→ **Given exercise**
Find each line with the string "this" and report it.

→ **Task data**
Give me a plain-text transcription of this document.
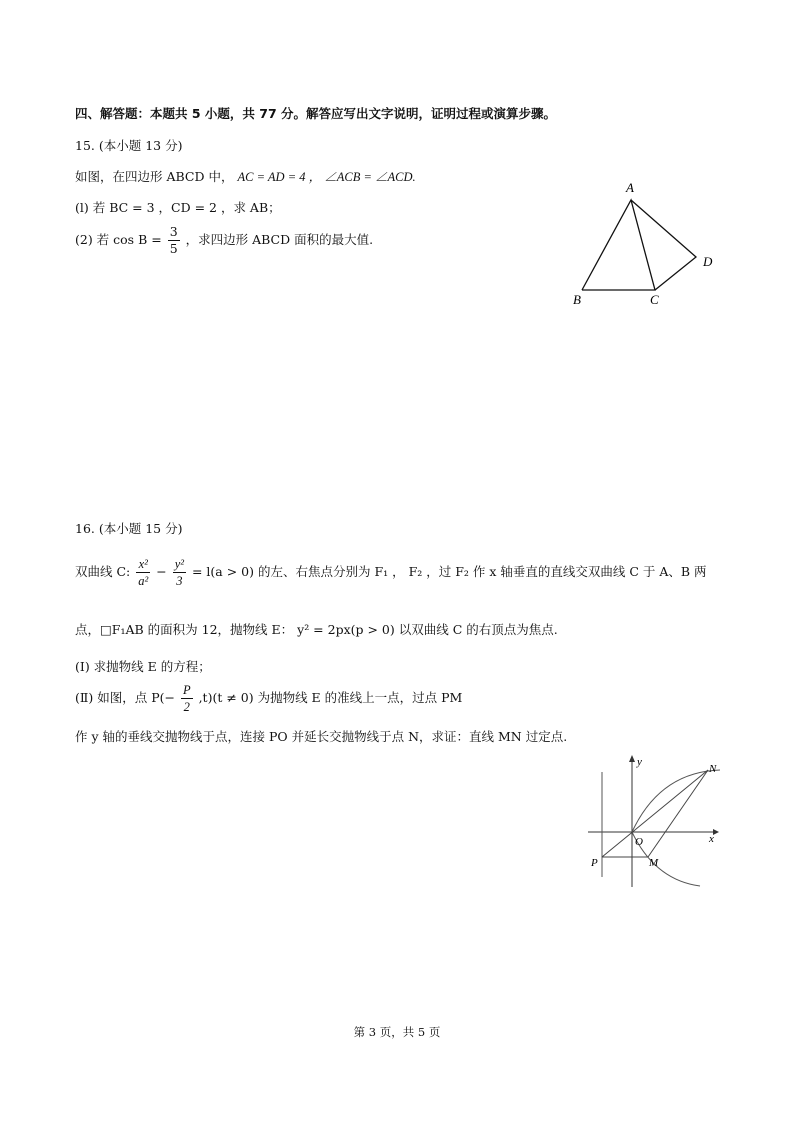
四、解答题：本题共 5 小题，共 77 分。解答应写出文字说明，证明过程或演算步骤。
15. (本小题 13 分)
如图，在四边形 ABCD 中， AC = AD = 4 ， ∠ACB = ∠ACD.
(l) 若 BC = 3 ，CD = 2 ，求 AB；
(2) 若 $\cos B = \frac{3}{5}$ ，求四边形 ABCD 面积的最大值.
A
B	C
D
16. (本小题 15 分)
双曲线 C: $\frac{\text{x²}}{\text{a²}} - \frac{\text{y²}}{3} = l(a > 0)$ 的左、右焦点分别为 F₁ ， F₂ ，过 F₂ 作 x 轴垂直的直线交双曲线 C 于 A、B 两
点，□F₁AB 的面积为 12，抛物线 E： y² = 2px(p > 0) 以双曲线 C 的右顶点为焦点.
(Ⅰ) 求抛物线 E 的方程；
(Ⅱ) 如图，点 $P(- \frac{P}{2} ,t)(t \ne 0)$ 为抛物线 E 的准线上一点，过点 PM
作 y 轴的垂线交抛物线于点，连接 PO 并延长交抛物线于点 N，求证：直线 MN 过定点.
y
x
O
N
M
P
第 3 页，共 5 页
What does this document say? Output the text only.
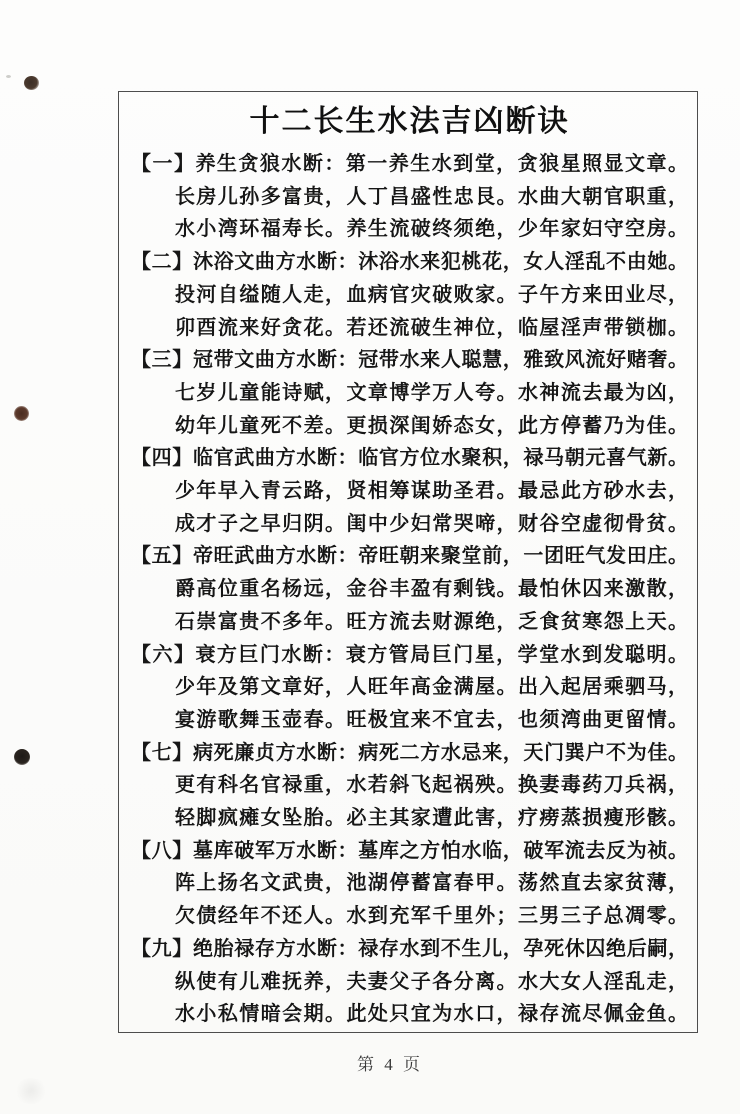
十二长生水法吉凶断诀
【一】养生贪狼水断：第一养生水到堂，贪狼星照显文章。
长房儿孙多富贵，人丁昌盛性忠艮。水曲大朝官职重，
水小湾环福寿长。养生流破终须绝，少年家妇守空房。
【二】沐浴文曲方水断：沐浴水来犯桃花，女人淫乱不由她。
投河自缢随人走，血病官灾破败家。子午方来田业尽，
卯酉流来好贪花。若还流破生神位，临屋淫声带锁枷。
【三】冠带文曲方水断：冠带水来人聪慧，雅致风流好赌奢。
七岁儿童能诗赋，文章博学万人夸。水神流去最为凶，
幼年儿童死不差。更损深闺娇态女，此方停蓄乃为佳。
【四】临官武曲方水断：临官方位水聚积，禄马朝元喜气新。
少年早入青云路，贤相筹谋助圣君。最忌此方砂水去，
成才子之早归阴。闺中少妇常哭啼，财谷空虚彻骨贫。
【五】帝旺武曲方水断：帝旺朝来聚堂前，一团旺气发田庄。
爵高位重名杨远，金谷丰盈有剩钱。最怕休囚来激散，
石崇富贵不多年。旺方流去财源绝，乏食贫寒怨上天。
【六】衰方巨门水断：衰方管局巨门星，学堂水到发聪明。
少年及第文章好，人旺年高金满屋。出入起居乘驷马，
宴游歌舞玉壶春。旺极宜来不宜去，也须湾曲更留情。
【七】病死廉贞方水断：病死二方水忌来，天门巽户不为佳。
更有科名官禄重，水若斜飞起祸殃。换妻毒药刀兵祸，
轻脚疯瘫女坠胎。必主其家遭此害，疗痨蒸损瘦形骸。
【八】墓库破军万水断：墓库之方怕水临，破军流去反为祯。
阵上扬名文武贵，池湖停蓄富春甲。荡然直去家贫薄，
欠债经年不还人。水到充军千里外；三男三子总凋零。
【九】绝胎禄存方水断：禄存水到不生儿，孕死休囚绝后嗣，
纵使有儿难抚养，夫妻父子各分离。水大女人淫乱走，
水小私情暗会期。此处只宜为水口，禄存流尽佩金鱼。
第 4 页
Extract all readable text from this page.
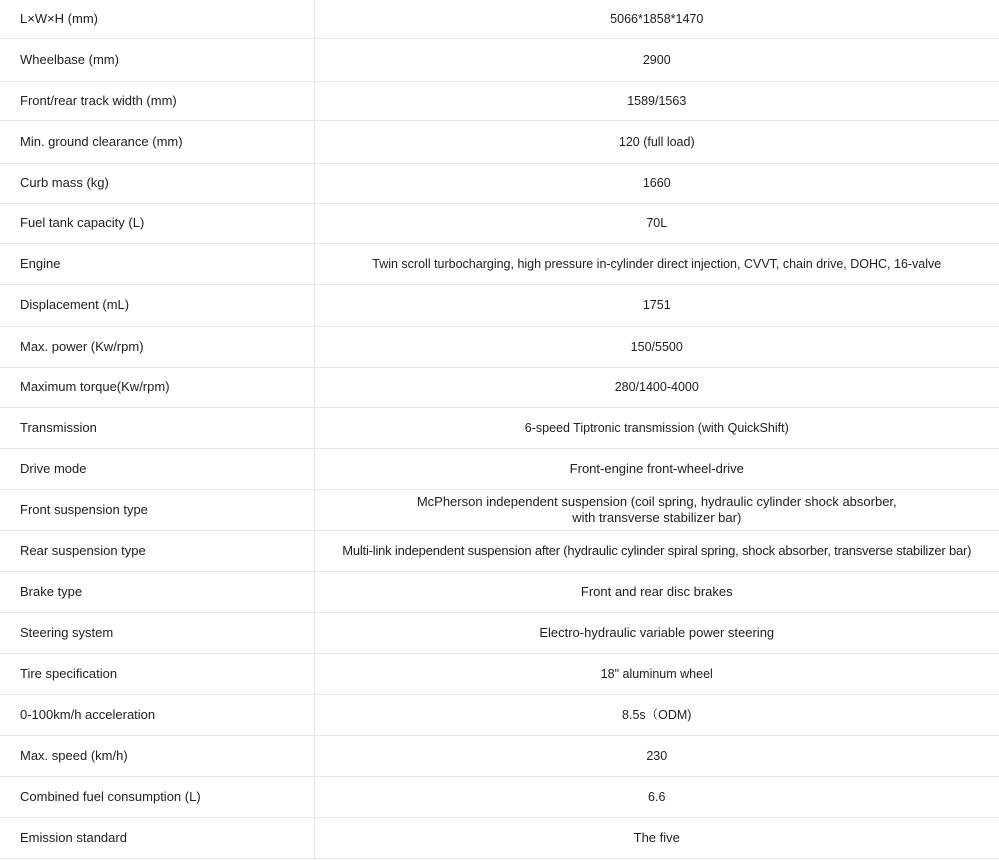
L×W×H (mm)	5066*1858*1470
Wheelbase (mm)	2900
Front/rear track width (mm)	1589/1563
Min. ground clearance (mm)	120 (full load)
Curb mass (kg)	1660
Fuel tank capacity (L)	70L
Engine	Twin scroll turbocharging, high pressure in-cylinder direct injection, CVVT, chain drive, DOHC, 16-valve
Displacement (mL)	1751
Max. power (Kw/rpm)	150/5500
Maximum torque(Kw/rpm)	280/1400-4000
Transmission	6-speed Tiptronic transmission (with QuickShift)
Drive mode	Front-engine front-wheel-drive
Front suspension type	McPherson independent suspension (coil spring, hydraulic cylinder shock absorber,
with transverse stabilizer bar)
Rear suspension type	Multi-link independent suspension after (hydraulic cylinder spiral spring, shock absorber, transverse stabilizer bar)
Brake type	Front and rear disc brakes
Steering system	Electro-hydraulic variable power steering
Tire specification	18" aluminum wheel
0-100km/h acceleration	8.5s（ODM)
Max. speed (km/h)	230
Combined fuel consumption (L)	6.6
Emission standard	The five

→ **The reply**
Give me a plain-text transcription of this document.
What does this document say? Output the text only.
Extract all readable text from this page.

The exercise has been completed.